**Task to carry out:** Whenever a line below includes the string "factors", show it.

**Data for this task:**

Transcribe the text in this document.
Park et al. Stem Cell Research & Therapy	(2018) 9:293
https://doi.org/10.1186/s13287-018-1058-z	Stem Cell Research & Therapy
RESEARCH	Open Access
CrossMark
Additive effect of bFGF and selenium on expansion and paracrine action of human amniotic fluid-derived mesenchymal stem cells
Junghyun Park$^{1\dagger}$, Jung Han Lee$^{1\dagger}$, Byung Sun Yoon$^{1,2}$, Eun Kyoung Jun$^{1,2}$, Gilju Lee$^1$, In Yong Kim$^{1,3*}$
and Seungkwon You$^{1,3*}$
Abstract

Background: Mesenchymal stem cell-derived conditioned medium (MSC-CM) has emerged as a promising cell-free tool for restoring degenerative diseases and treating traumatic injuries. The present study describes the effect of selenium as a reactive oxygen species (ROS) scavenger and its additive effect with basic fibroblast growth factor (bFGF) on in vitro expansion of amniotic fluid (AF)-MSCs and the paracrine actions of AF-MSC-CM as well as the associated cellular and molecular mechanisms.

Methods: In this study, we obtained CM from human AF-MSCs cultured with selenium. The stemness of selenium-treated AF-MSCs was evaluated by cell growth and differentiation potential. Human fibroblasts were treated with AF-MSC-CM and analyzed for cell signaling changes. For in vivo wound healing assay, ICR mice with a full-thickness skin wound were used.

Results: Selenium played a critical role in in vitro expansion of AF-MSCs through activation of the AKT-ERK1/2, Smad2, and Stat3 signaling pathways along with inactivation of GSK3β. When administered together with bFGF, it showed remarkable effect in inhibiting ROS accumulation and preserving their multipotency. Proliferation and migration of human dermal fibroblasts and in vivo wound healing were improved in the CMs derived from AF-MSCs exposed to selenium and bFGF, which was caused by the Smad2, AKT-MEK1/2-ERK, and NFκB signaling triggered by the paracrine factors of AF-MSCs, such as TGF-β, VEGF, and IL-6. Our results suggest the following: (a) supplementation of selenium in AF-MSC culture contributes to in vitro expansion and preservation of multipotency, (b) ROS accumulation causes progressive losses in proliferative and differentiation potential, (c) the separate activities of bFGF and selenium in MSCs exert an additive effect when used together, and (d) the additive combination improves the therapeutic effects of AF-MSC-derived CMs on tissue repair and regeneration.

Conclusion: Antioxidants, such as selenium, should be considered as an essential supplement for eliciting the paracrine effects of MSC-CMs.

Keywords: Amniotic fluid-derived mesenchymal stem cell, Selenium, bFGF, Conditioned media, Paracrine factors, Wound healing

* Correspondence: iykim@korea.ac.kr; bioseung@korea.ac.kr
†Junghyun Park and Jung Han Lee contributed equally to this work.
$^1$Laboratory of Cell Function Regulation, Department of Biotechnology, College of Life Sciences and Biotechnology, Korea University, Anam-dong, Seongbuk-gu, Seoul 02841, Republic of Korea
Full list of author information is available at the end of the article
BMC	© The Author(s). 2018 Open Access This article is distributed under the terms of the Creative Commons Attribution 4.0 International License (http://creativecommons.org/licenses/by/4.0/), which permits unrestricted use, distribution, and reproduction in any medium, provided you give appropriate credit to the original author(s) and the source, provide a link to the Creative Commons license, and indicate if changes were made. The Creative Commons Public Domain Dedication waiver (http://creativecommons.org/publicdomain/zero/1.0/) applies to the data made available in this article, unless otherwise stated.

**Result of the exercise:**
Results: Selenium played a critical role in in vitro expansion of AF-MSCs through activation of the AKT-ERK1/2, Smad2, and Stat3 signaling pathways along with inactivation of GSK3β. When administered together with bFGF, it showed remarkable effect in inhibiting ROS accumulation and preserving their multipotency. Proliferation and migration of human dermal fibroblasts and in vivo wound healing were improved in the CMs derived from AF-MSCs exposed to selenium and bFGF, which was caused by the Smad2, AKT-MEK1/2-ERK, and NFκB signaling triggered by the paracrine factors of AF-MSCs, such as TGF-β, VEGF, and IL-6. Our results suggest the following: (a) supplementation of selenium in AF-MSC culture contributes to in vitro expansion and preservation of multipotency, (b) ROS accumulation causes progressive losses in proliferative and differentiation potential, (c) the separate activities of bFGF and selenium in MSCs exert an additive effect when used together, and (d) the additive combination improves the therapeutic effects of AF-MSC-derived CMs on tissue repair and regeneration.
Keywords: Amniotic fluid-derived mesenchymal stem cell, Selenium, bFGF, Conditioned media, Paracrine factors, Wound healing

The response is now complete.